> [GOAL OF THE EXERCISE]: Find the string "feedback" in the entries and copy each line that has it.

> [DATA LINES]:
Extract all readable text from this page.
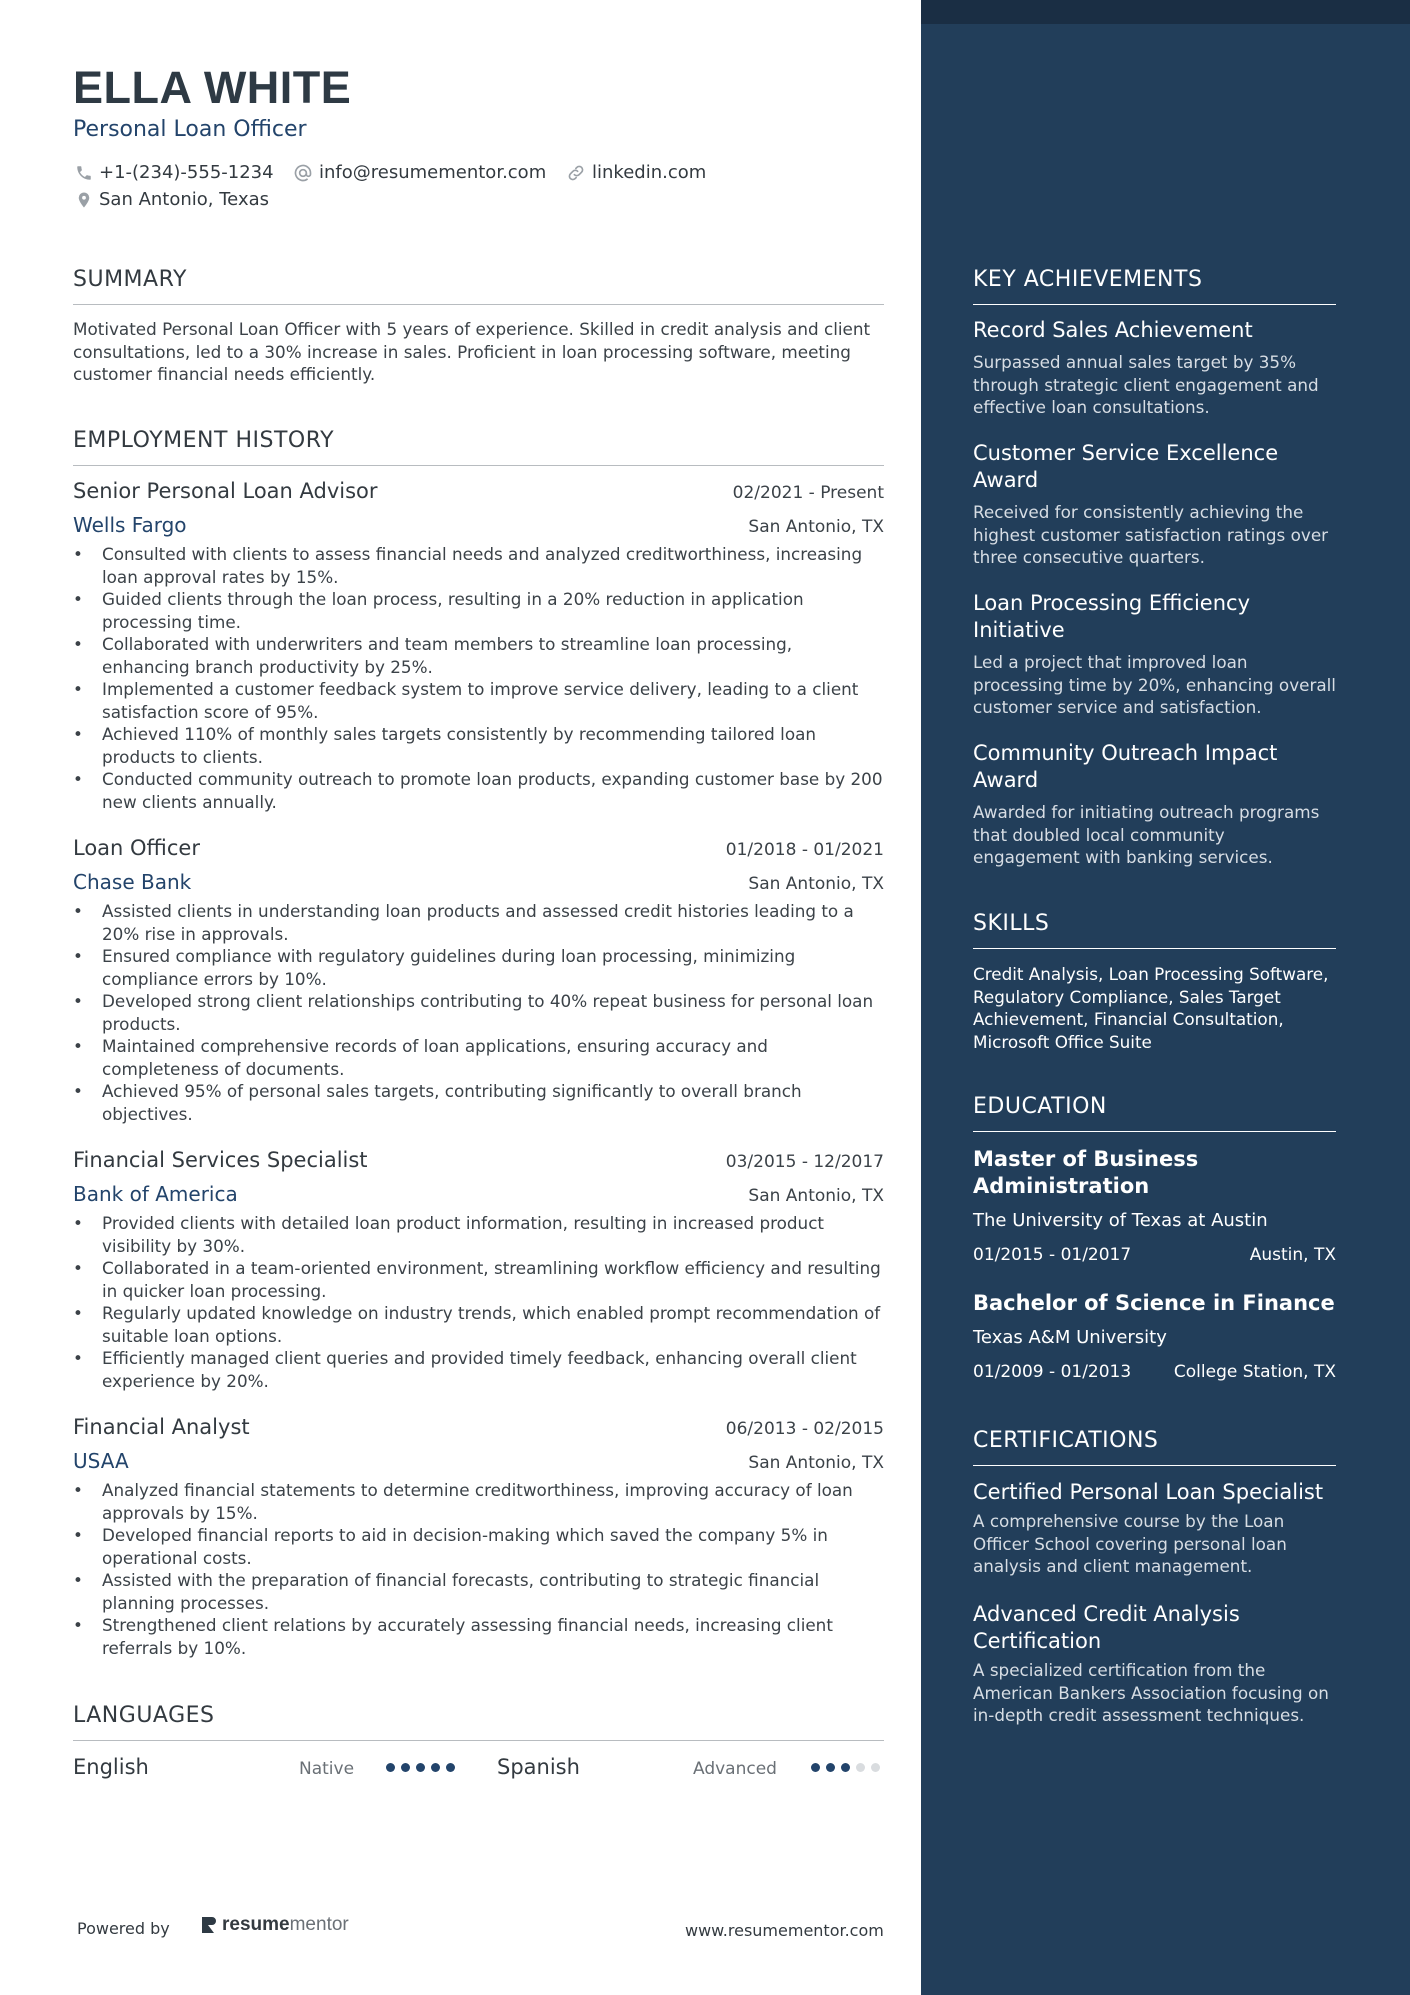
ELLA WHITE
Personal Loan Officer
+1-(234)-555-1234	info@resumementor.com	linkedin.com
San Antonio, Texas
SUMMARY
Motivated Personal Loan Officer with 5 years of experience. Skilled in credit analysis and client consultations, led to a 30% increase in sales. Proficient in loan processing software, meeting customer financial needs efficiently.
EMPLOYMENT HISTORY
Senior Personal Loan Advisor	02/2021 - Present
Wells Fargo	San Antonio, TX
• Consulted with clients to assess financial needs and analyzed creditworthiness, increasing loan approval rates by 15%.
• Guided clients through the loan process, resulting in a 20% reduction in application processing time.
• Collaborated with underwriters and team members to streamline loan processing, enhancing branch productivity by 25%.
• Implemented a customer feedback system to improve service delivery, leading to a client satisfaction score of 95%.
• Achieved 110% of monthly sales targets consistently by recommending tailored loan products to clients.
• Conducted community outreach to promote loan products, expanding customer base by 200 new clients annually.
Loan Officer	01/2018 - 01/2021
Chase Bank	San Antonio, TX
• Assisted clients in understanding loan products and assessed credit histories leading to a 20% rise in approvals.
• Ensured compliance with regulatory guidelines during loan processing, minimizing compliance errors by 10%.
• Developed strong client relationships contributing to 40% repeat business for personal loan products.
• Maintained comprehensive records of loan applications, ensuring accuracy and completeness of documents.
• Achieved 95% of personal sales targets, contributing significantly to overall branch objectives.
Financial Services Specialist	03/2015 - 12/2017
Bank of America	San Antonio, TX
• Provided clients with detailed loan product information, resulting in increased product visibility by 30%.
• Collaborated in a team-oriented environment, streamlining workflow efficiency and resulting in quicker loan processing.
• Regularly updated knowledge on industry trends, which enabled prompt recommendation of suitable loan options.
• Efficiently managed client queries and provided timely feedback, enhancing overall client experience by 20%.
Financial Analyst	06/2013 - 02/2015
USAA	San Antonio, TX
• Analyzed financial statements to determine creditworthiness, improving accuracy of loan approvals by 15%.
• Developed financial reports to aid in decision-making which saved the company 5% in operational costs.
• Assisted with the preparation of financial forecasts, contributing to strategic financial planning processes.
• Strengthened client relations by accurately assessing financial needs, increasing client referrals by 10%.
LANGUAGES
English	Native	Spanish	Advanced
Powered by	resume mentor	www.resumementor.com
KEY ACHIEVEMENTS
Record Sales Achievement
Surpassed annual sales target by 35% through strategic client engagement and effective loan consultations.
Customer Service Excellence Award
Received for consistently achieving the highest customer satisfaction ratings over three consecutive quarters.
Loan Processing Efficiency Initiative
Led a project that improved loan processing time by 20%, enhancing overall customer service and satisfaction.
Community Outreach Impact Award
Awarded for initiating outreach programs that doubled local community engagement with banking services.
SKILLS
Credit Analysis, Loan Processing Software, Regulatory Compliance, Sales Target Achievement, Financial Consultation, Microsoft Office Suite
EDUCATION
Master of Business Administration
The University of Texas at Austin
01/2015 - 01/2017	Austin, TX
Bachelor of Science in Finance
Texas A&M University
01/2009 - 01/2013	College Station, TX
CERTIFICATIONS
Certified Personal Loan Specialist
A comprehensive course by the Loan Officer School covering personal loan analysis and client management.
Advanced Credit Analysis Certification
A specialized certification from the American Bankers Association focusing on in-depth credit assessment techniques.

> [SOLUTION TO THIS PROBLEM]:
• Implemented a customer feedback system to improve service delivery, leading to a client satisfaction score of 95%.
• Efficiently managed client queries and provided timely feedback, enhancing overall client experience by 20%.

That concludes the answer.